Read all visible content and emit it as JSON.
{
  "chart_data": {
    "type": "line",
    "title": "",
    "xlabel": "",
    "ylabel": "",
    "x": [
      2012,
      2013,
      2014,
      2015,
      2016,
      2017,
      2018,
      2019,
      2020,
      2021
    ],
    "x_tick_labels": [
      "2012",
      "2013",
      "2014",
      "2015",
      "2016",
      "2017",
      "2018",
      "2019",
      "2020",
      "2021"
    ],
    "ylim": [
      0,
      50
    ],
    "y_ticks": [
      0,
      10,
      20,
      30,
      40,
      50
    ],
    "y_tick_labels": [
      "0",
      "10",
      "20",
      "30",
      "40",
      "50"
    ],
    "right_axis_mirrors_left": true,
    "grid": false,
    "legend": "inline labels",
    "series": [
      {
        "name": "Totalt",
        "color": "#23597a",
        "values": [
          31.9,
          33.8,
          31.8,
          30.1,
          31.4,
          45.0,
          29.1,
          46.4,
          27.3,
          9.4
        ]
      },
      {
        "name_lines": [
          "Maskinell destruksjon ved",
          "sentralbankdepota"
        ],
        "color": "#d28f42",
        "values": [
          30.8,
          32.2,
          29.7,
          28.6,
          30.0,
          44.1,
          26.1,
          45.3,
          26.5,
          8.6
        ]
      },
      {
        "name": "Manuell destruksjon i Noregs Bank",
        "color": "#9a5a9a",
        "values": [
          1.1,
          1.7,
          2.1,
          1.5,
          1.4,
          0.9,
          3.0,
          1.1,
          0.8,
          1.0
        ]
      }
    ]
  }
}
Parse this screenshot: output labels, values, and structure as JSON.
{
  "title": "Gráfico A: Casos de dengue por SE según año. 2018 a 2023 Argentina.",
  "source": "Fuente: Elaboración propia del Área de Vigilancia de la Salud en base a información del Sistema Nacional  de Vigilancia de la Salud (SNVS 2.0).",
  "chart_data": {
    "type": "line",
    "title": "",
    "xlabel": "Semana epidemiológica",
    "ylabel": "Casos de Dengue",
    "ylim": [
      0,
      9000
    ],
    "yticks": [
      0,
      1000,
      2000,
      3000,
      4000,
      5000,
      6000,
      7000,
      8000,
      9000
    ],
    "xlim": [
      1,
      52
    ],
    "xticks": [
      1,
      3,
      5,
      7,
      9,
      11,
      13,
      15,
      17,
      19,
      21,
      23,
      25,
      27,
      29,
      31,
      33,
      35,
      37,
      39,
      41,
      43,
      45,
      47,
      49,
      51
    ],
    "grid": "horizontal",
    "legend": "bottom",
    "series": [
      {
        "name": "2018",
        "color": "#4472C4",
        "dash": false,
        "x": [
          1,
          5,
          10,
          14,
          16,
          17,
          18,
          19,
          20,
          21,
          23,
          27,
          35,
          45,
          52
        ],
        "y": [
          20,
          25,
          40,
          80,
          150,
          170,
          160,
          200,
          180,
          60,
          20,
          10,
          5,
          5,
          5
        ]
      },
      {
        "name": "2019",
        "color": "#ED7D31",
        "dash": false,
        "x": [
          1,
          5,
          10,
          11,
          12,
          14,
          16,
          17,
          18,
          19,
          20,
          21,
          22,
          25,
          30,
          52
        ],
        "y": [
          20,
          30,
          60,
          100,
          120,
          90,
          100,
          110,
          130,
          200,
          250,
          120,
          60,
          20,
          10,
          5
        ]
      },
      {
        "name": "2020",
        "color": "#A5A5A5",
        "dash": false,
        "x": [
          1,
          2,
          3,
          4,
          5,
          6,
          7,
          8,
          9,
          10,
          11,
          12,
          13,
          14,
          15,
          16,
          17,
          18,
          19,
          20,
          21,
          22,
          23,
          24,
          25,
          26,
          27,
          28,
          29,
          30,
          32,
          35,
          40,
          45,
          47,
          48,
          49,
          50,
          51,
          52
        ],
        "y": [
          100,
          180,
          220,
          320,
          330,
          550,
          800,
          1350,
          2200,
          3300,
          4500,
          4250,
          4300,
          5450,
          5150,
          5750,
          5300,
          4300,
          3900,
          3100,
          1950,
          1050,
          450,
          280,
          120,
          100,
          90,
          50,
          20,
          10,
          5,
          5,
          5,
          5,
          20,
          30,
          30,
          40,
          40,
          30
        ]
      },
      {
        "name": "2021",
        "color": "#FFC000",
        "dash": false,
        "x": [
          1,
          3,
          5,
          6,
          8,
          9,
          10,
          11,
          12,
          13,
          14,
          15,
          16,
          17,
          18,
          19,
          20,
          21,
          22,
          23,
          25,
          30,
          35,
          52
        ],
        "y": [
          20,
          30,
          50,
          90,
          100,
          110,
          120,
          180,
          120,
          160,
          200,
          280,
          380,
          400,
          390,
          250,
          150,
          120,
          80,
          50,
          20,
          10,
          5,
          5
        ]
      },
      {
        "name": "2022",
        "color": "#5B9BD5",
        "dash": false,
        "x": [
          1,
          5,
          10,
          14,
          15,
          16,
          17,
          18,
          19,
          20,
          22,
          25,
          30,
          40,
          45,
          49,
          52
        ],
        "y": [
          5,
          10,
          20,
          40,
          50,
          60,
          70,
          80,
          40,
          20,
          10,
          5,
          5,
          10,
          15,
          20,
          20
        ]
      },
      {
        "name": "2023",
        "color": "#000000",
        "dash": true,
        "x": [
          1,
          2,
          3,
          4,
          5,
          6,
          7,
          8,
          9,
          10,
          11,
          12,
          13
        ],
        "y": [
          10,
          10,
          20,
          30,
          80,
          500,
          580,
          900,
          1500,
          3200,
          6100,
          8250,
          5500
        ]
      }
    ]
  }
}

++++++++++++++++++++

DIRECTION:
All of the data above should be transcribed exactly.

THE REPLY:
Read all visible content and emit it as JSON.
{
  "chart_data": {
    "type": "line",
    "title": "",
    "xlabel": "",
    "ylabel": "",
    "x": [
      2012,
      2013,
      2014,
      2015,
      2016,
      2017,
      2018,
      2019,
      2020,
      2021
    ],
    "x_tick_labels": [
      "2012",
      "2013",
      "2014",
      "2015",
      "2016",
      "2017",
      "2018",
      "2019",
      "2020",
      "2021"
    ],
    "ylim": [
      0,
      50
    ],
    "y_ticks": [
      0,
      10,
      20,
      30,
      40,
      50
    ],
    "y_tick_labels": [
      "0",
      "10",
      "20",
      "30",
      "40",
      "50"
    ],
    "right_axis_mirrors_left": true,
    "grid": false,
    "legend": "inline labels",
    "series": [
      {
        "name": "Totalt",
        "color": "#23597a",
        "values": [
          31.9,
          33.8,
          31.8,
          30.1,
          31.4,
          45.0,
          29.1,
          46.4,
          27.3,
          9.4
        ]
      },
      {
        "name_lines": [
          "Maskinell destruksjon ved",
          "sentralbankdepota"
        ],
        "color": "#d28f42",
        "values": [
          30.8,
          32.2,
          29.7,
          28.6,
          30.0,
          44.1,
          26.1,
          45.3,
          26.5,
          8.6
        ]
      },
      {
        "name": "Manuell destruksjon i Noregs Bank",
        "color": "#9a5a9a",
        "values": [
          1.1,
          1.7,
          2.1,
          1.5,
          1.4,
          0.9,
          3.0,
          1.1,
          0.8,
          1.0
        ]
      }
    ]
  }
}
Parse this screenshot: output labels, values, and structure as JSON.
{
  "title": "Gráfico A: Casos de dengue por SE según año. 2018 a 2023 Argentina.",
  "source": "Fuente: Elaboración propia del Área de Vigilancia de la Salud en base a información del Sistema Nacional  de Vigilancia de la Salud (SNVS 2.0).",
  "chart_data": {
    "type": "line",
    "title": "",
    "xlabel": "Semana epidemiológica",
    "ylabel": "Casos de Dengue",
    "ylim": [
      0,
      9000
    ],
    "yticks": [
      0,
      1000,
      2000,
      3000,
      4000,
      5000,
      6000,
      7000,
      8000,
      9000
    ],
    "xlim": [
      1,
      52
    ],
    "xticks": [
      1,
      3,
      5,
      7,
      9,
      11,
      13,
      15,
      17,
      19,
      21,
      23,
      25,
      27,
      29,
      31,
      33,
      35,
      37,
      39,
      41,
      43,
      45,
      47,
      49,
      51
    ],
    "grid": "horizontal",
    "legend": "bottom",
    "series": [
      {
        "name": "2018",
        "color": "#4472C4",
        "dash": false,
        "x": [
          1,
          5,
          10,
          14,
          16,
          17,
          18,
          19,
          20,
          21,
          23,
          27,
          35,
          45,
          52
        ],
        "y": [
          20,
          25,
          40,
          80,
          150,
          170,
          160,
          200,
          180,
          60,
          20,
          10,
          5,
          5,
          5
        ]
      },
      {
        "name": "2019",
        "color": "#ED7D31",
        "dash": false,
        "x": [
          1,
          5,
          10,
          11,
          12,
          14,
          16,
          17,
          18,
          19,
          20,
          21,
          22,
          25,
          30,
          52
        ],
        "y": [
          20,
          30,
          60,
          100,
          120,
          90,
          100,
          110,
          130,
          200,
          250,
          120,
          60,
          20,
          10,
          5
        ]
      },
      {
        "name": "2020",
        "color": "#A5A5A5",
        "dash": false,
        "x": [
          1,
          2,
          3,
          4,
          5,
          6,
          7,
          8,
          9,
          10,
          11,
          12,
          13,
          14,
          15,
          16,
          17,
          18,
          19,
          20,
          21,
          22,
          23,
          24,
          25,
          26,
          27,
          28,
          29,
          30,
          32,
          35,
          40,
          45,
          47,
          48,
          49,
          50,
          51,
          52
        ],
        "y": [
          100,
          180,
          220,
          320,
          330,
          550,
          800,
          1350,
          2200,
          3300,
          4500,
          4250,
          4300,
          5450,
          5150,
          5750,
          5300,
          4300,
          3900,
          3100,
          1950,
          1050,
          450,
          280,
          120,
          100,
          90,
          50,
          20,
          10,
          5,
          5,
          5,
          5,
          20,
          30,
          30,
          40,
          40,
          30
        ]
      },
      {
        "name": "2021",
        "color": "#FFC000",
        "dash": false,
        "x": [
          1,
          3,
          5,
          6,
          8,
          9,
          10,
          11,
          12,
          13,
          14,
          15,
          16,
          17,
          18,
          19,
          20,
          21,
          22,
          23,
          25,
          30,
          35,
          52
        ],
        "y": [
          20,
          30,
          50,
          90,
          100,
          110,
          120,
          180,
          120,
          160,
          200,
          280,
          380,
          400,
          390,
          250,
          150,
          120,
          80,
          50,
          20,
          10,
          5,
          5
        ]
      },
      {
        "name": "2022",
        "color": "#5B9BD5",
        "dash": false,
        "x": [
          1,
          5,
          10,
          14,
          15,
          16,
          17,
          18,
          19,
          20,
          22,
          25,
          30,
          40,
          45,
          49,
          52
        ],
        "y": [
          5,
          10,
          20,
          40,
          50,
          60,
          70,
          80,
          40,
          20,
          10,
          5,
          5,
          10,
          15,
          20,
          20
        ]
      },
      {
        "name": "2023",
        "color": "#000000",
        "dash": true,
        "x": [
          1,
          2,
          3,
          4,
          5,
          6,
          7,
          8,
          9,
          10,
          11,
          12,
          13
        ],
        "y": [
          10,
          10,
          20,
          30,
          80,
          500,
          580,
          900,
          1500,
          3200,
          6100,
          8250,
          5500
        ]
      }
    ]
  }
}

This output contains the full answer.